**What you will do**
Copy the lines holding the word "data", all of them.

**Task material**
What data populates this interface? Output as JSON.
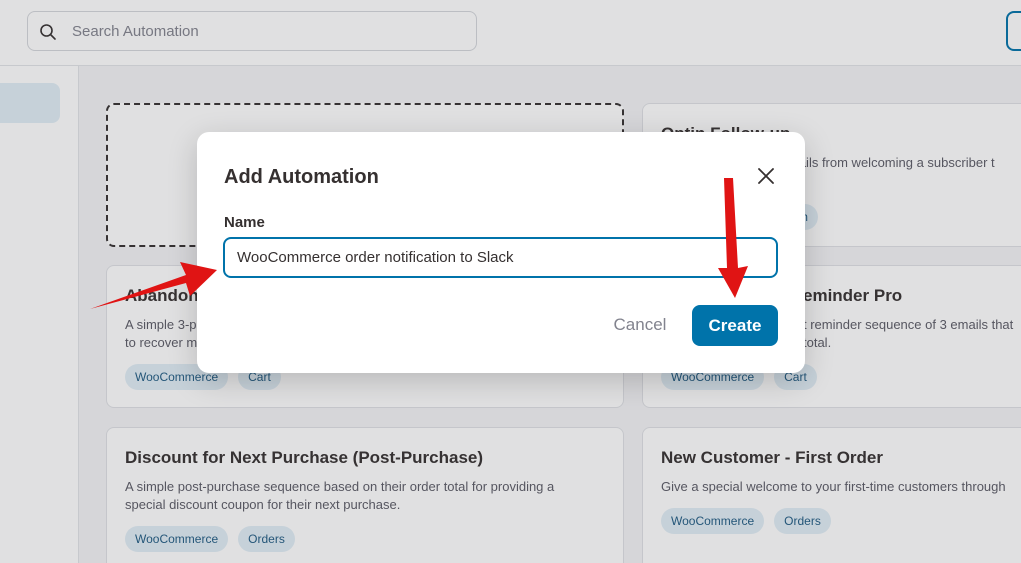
{
  "search": {
    "placeholder": "Search Automation",
    "icon": "search-icon"
  },
  "cards": [
    {
      "title": "Optin Follow-up",
      "description_lines": [
        "mails from welcoming a subscriber t"
      ],
      "tags": [
        "m"
      ]
    },
    {
      "title": "Abandone",
      "description_lines": [
        "A simple 3-p",
        "to recover m"
      ],
      "tags": [
        "WooCommerce",
        "Cart"
      ]
    },
    {
      "title": "eminder Pro",
      "description_lines": [
        "t reminder sequence of 3 emails that",
        "total."
      ],
      "tags": [
        "WooCommerce",
        "Cart"
      ]
    },
    {
      "title": "Discount for Next Purchase (Post-Purchase)",
      "description_lines": [
        "A simple post-purchase sequence based on their order total for providing a",
        "special discount coupon for their next purchase."
      ],
      "tags": [
        "WooCommerce",
        "Orders"
      ]
    },
    {
      "title": "New Customer - First Order",
      "description_lines": [
        "Give a special welcome to your first-time customers through"
      ],
      "tags": [
        "WooCommerce",
        "Orders"
      ]
    }
  ],
  "modal": {
    "title": "Add Automation",
    "name_label": "Name",
    "name_value": "WooCommerce order notification to Slack",
    "cancel_label": "Cancel",
    "create_label": "Create",
    "close_icon": "close-icon"
  },
  "colors": {
    "primary": "#0073aa",
    "tag_bg": "#e1eef6",
    "tag_text": "#1e5a82",
    "annotation_arrow": "#e01414"
  }
}
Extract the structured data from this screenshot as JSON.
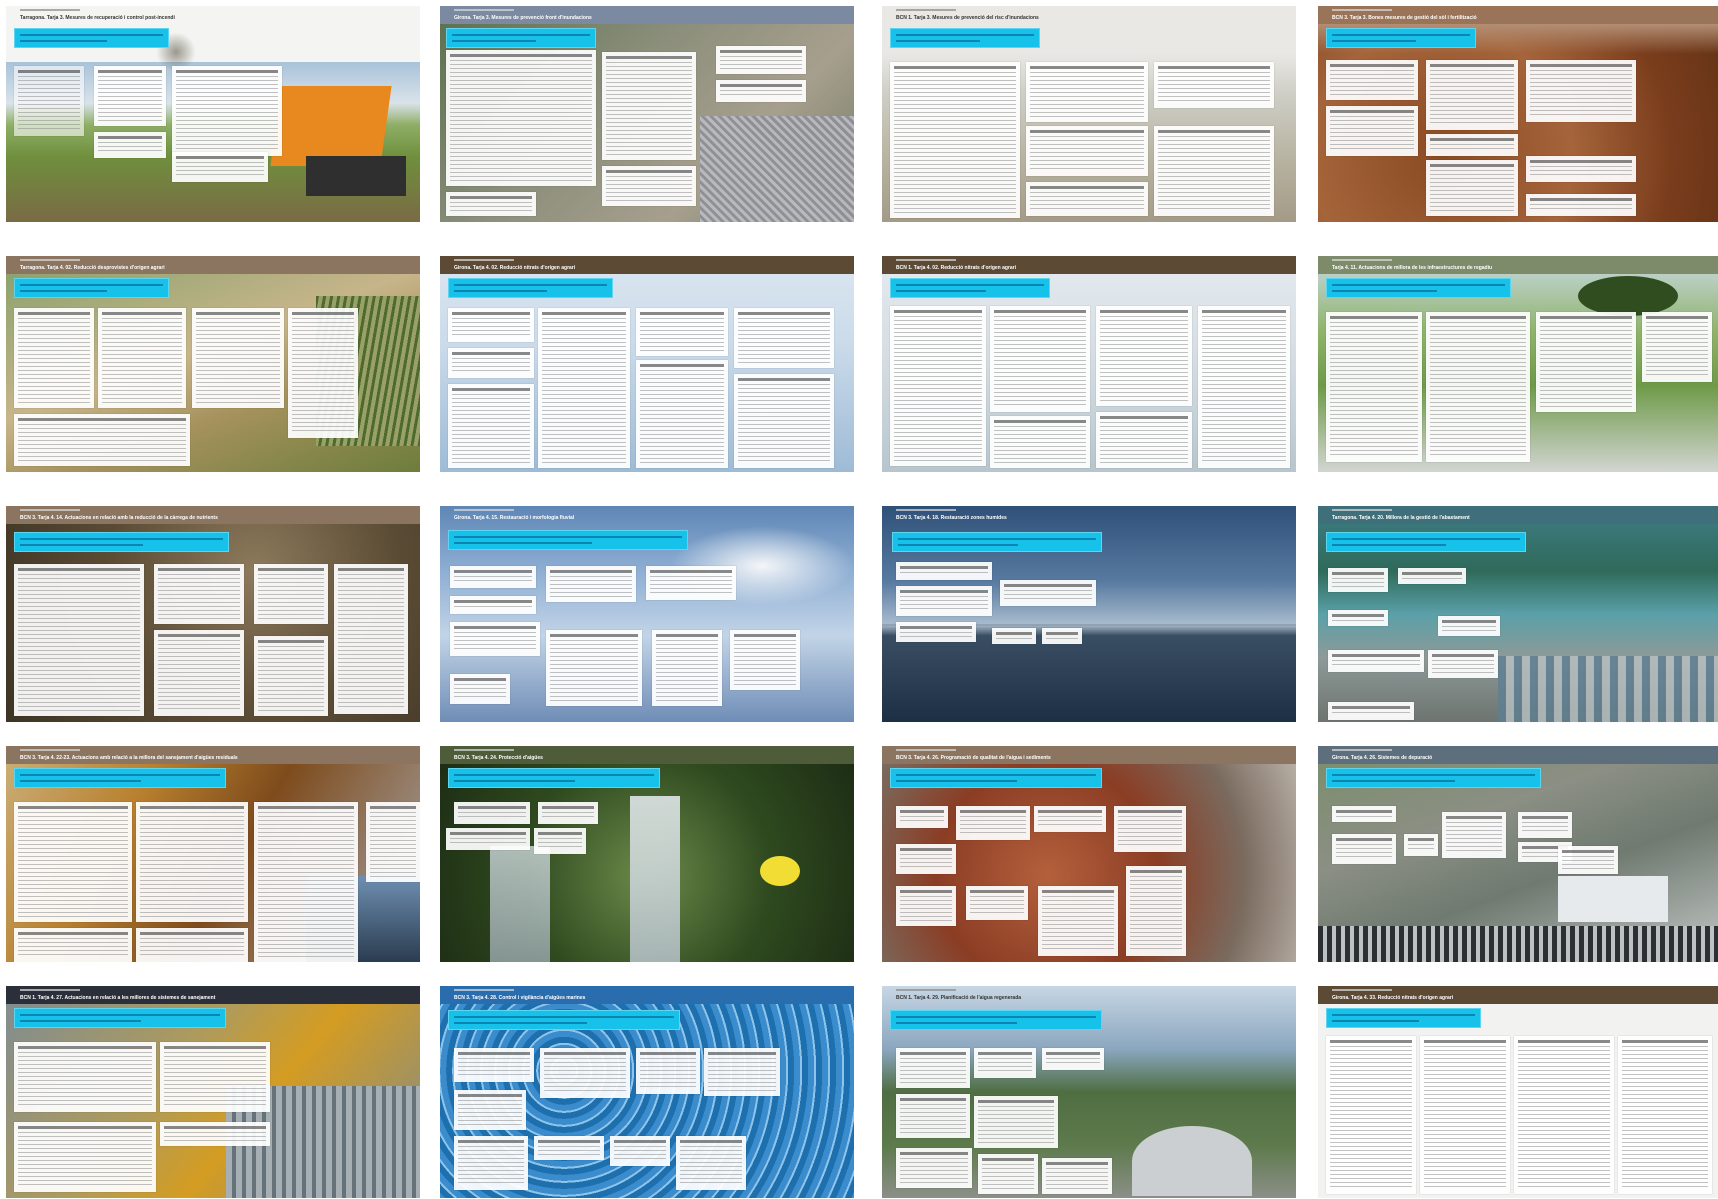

**Task solution**
What data populates this interface? Output as JSON.
Extract the structured data from this screenshot as JSON.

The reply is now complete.